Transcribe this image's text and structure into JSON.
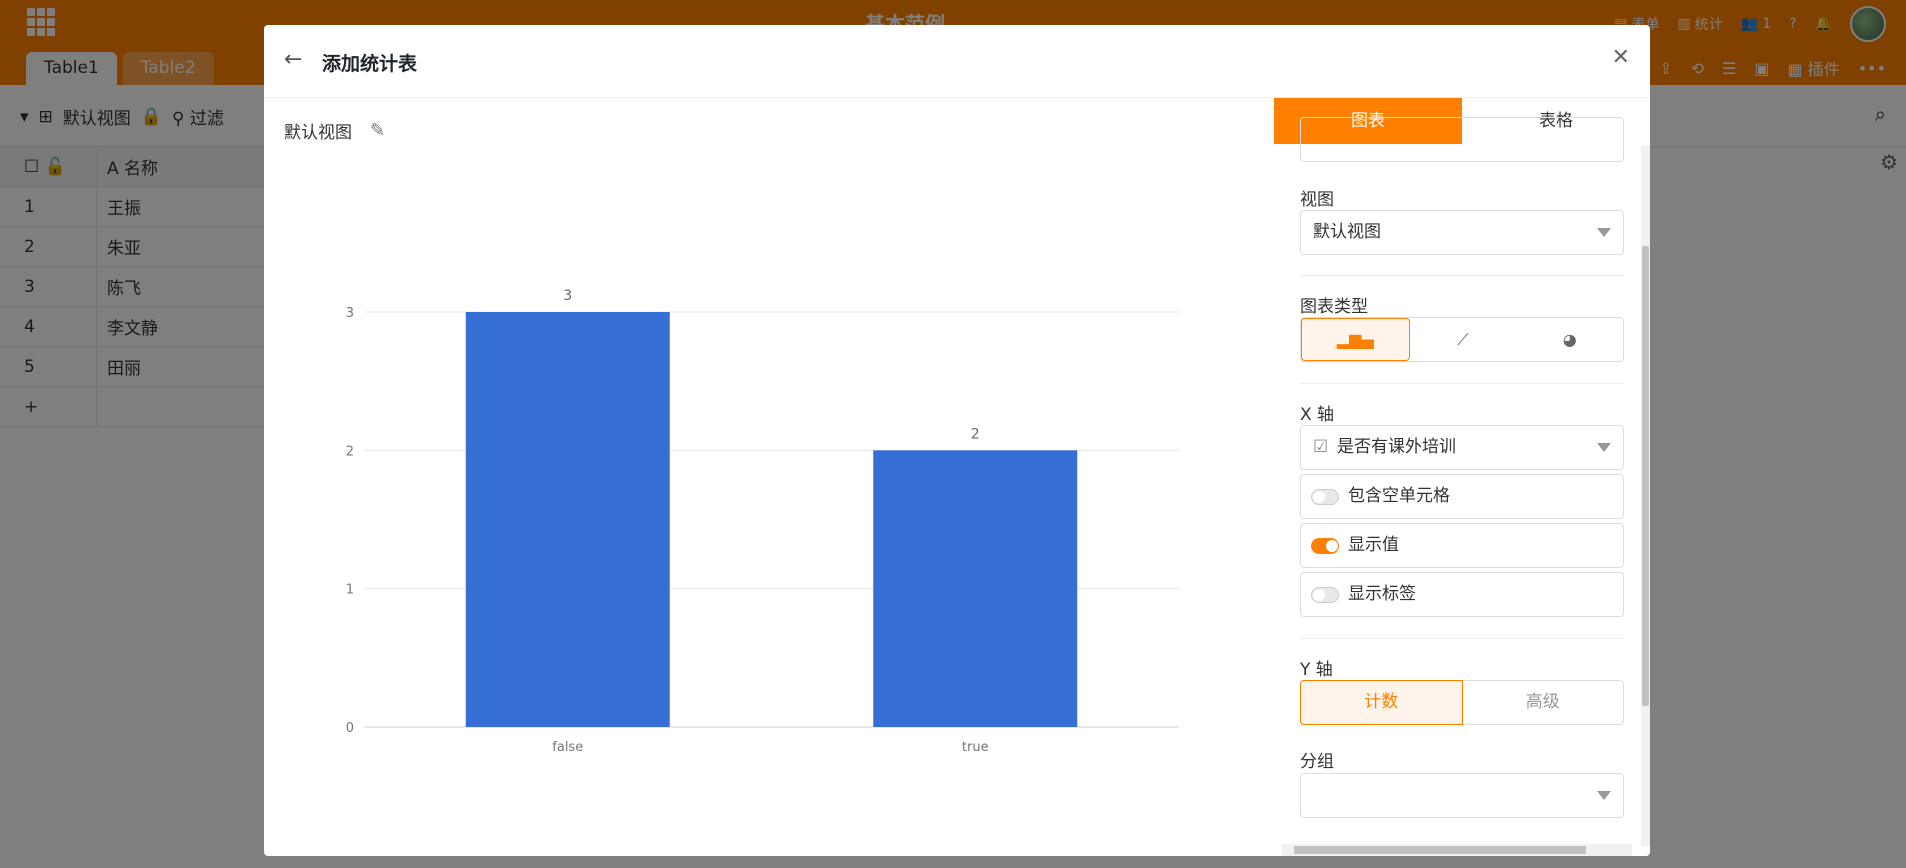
{
  "app": {
    "title": "基本范例",
    "tables": [
      "Table1",
      "Table2"
    ],
    "form_label": "表单",
    "stats_label": "统计",
    "member_count": "1",
    "plugins_label": "插件",
    "view_name": "默认视图",
    "filter_label": "过滤",
    "name_column": "名称",
    "rows": [
      {
        "num": "1",
        "name": "王振"
      },
      {
        "num": "2",
        "name": "朱亚"
      },
      {
        "num": "3",
        "name": "陈飞"
      },
      {
        "num": "4",
        "name": "李文静"
      },
      {
        "num": "5",
        "name": "田丽"
      }
    ]
  },
  "modal": {
    "title": "添加统计表",
    "view_label": "默认视图",
    "tabs": {
      "chart": "图表",
      "table": "表格"
    },
    "settings": {
      "view_section": "视图",
      "view_value": "默认视图",
      "chart_type_section": "图表类型",
      "x_axis_section": "X 轴",
      "x_axis_field": "是否有课外培训",
      "include_empty": "包含空单元格",
      "show_values": "显示值",
      "show_labels": "显示标签",
      "y_axis_section": "Y 轴",
      "y_count": "计数",
      "y_advanced": "高级",
      "group_section": "分组"
    }
  },
  "chart_data": {
    "type": "bar",
    "categories": [
      "false",
      "true"
    ],
    "values": [
      3,
      2
    ],
    "y_ticks": [
      "0",
      "1",
      "2",
      "3"
    ],
    "ylim": [
      0,
      3
    ],
    "bar_color": "#356fd5",
    "show_values": true
  }
}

◆ **Job**
Quote the records in full and exactly; skip any image.

◆ **Exercise solution**
Transcribe this image's text and structure into JSON.
{
  "app": {
    "title": "基本范例",
    "tables": [
      "Table1",
      "Table2"
    ],
    "form_label": "表单",
    "stats_label": "统计",
    "member_count": "1",
    "plugins_label": "插件",
    "view_name": "默认视图",
    "filter_label": "过滤",
    "name_column": "名称",
    "rows": [
      {
        "num": "1",
        "name": "王振"
      },
      {
        "num": "2",
        "name": "朱亚"
      },
      {
        "num": "3",
        "name": "陈飞"
      },
      {
        "num": "4",
        "name": "李文静"
      },
      {
        "num": "5",
        "name": "田丽"
      }
    ]
  },
  "modal": {
    "title": "添加统计表",
    "view_label": "默认视图",
    "tabs": {
      "chart": "图表",
      "table": "表格"
    },
    "settings": {
      "view_section": "视图",
      "view_value": "默认视图",
      "chart_type_section": "图表类型",
      "x_axis_section": "X 轴",
      "x_axis_field": "是否有课外培训",
      "include_empty": "包含空单元格",
      "show_values": "显示值",
      "show_labels": "显示标签",
      "y_axis_section": "Y 轴",
      "y_count": "计数",
      "y_advanced": "高级",
      "group_section": "分组"
    }
  },
  "chart_data": {
    "type": "bar",
    "categories": [
      "false",
      "true"
    ],
    "values": [
      3,
      2
    ],
    "y_ticks": [
      "0",
      "1",
      "2",
      "3"
    ],
    "ylim": [
      0,
      3
    ],
    "bar_color": "#356fd5",
    "show_values": true
  }
}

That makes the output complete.